# Exercise
All entries are to be given again verbatim.
━━━━━━━━━━━━━━━━
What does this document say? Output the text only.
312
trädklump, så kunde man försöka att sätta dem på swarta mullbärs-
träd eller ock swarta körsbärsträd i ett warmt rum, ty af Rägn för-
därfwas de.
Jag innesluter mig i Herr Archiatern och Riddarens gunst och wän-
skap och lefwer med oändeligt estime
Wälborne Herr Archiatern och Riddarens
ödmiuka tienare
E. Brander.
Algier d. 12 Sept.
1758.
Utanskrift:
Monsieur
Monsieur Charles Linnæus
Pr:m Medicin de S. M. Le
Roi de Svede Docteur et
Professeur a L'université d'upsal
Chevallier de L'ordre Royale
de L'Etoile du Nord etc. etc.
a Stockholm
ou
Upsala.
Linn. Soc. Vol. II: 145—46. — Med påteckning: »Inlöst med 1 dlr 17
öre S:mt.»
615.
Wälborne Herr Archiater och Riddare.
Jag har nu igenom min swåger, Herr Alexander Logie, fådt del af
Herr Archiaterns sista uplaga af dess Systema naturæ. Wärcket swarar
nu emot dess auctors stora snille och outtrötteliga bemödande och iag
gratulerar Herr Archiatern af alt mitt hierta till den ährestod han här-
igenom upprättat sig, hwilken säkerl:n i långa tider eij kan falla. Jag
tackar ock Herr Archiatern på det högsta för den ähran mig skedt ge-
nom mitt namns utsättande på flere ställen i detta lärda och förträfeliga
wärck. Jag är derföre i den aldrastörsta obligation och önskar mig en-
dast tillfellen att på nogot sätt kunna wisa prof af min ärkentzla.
━━━━━━━━━━━━━━━━
# Written answer
What does this document say? Output the text only.
312
trädklump, så kunde man försöka att sätta dem på swarta mullbärs-
träd eller ock swarta körsbärsträd i ett warmt rum, ty af Rägn för-
därfwas de.
Jag innesluter mig i Herr Archiatern och Riddarens gunst och wän-
skap och lefwer med oändeligt estime
Wälborne Herr Archiatern och Riddarens
ödmiuka tienare
E. Brander.
Algier d. 12 Sept.
1758.
Utanskrift:
Monsieur
Monsieur Charles Linnæus
Pr:m Medicin de S. M. Le
Roi de Svede Docteur et
Professeur a L'université d'upsal
Chevallier de L'ordre Royale
de L'Etoile du Nord etc. etc.
a Stockholm
ou
Upsala.
Linn. Soc. Vol. II: 145—46. — Med påteckning: »Inlöst med 1 dlr 17
öre S:mt.»
615.
Wälborne Herr Archiater och Riddare.
Jag har nu igenom min swåger, Herr Alexander Logie, fådt del af
Herr Archiaterns sista uplaga af dess Systema naturæ. Wärcket swarar
nu emot dess auctors stora snille och outtrötteliga bemödande och iag
gratulerar Herr Archiatern af alt mitt hierta till den ährestod han här-
igenom upprättat sig, hwilken säkerl:n i långa tider eij kan falla. Jag
tackar ock Herr Archiatern på det högsta för den ähran mig skedt ge-
nom mitt namns utsättande på flere ställen i detta lärda och förträfeliga
wärck. Jag är derföre i den aldrastörsta obligation och önskar mig en-
dast tillfellen att på nogot sätt kunna wisa prof af min ärkentzla.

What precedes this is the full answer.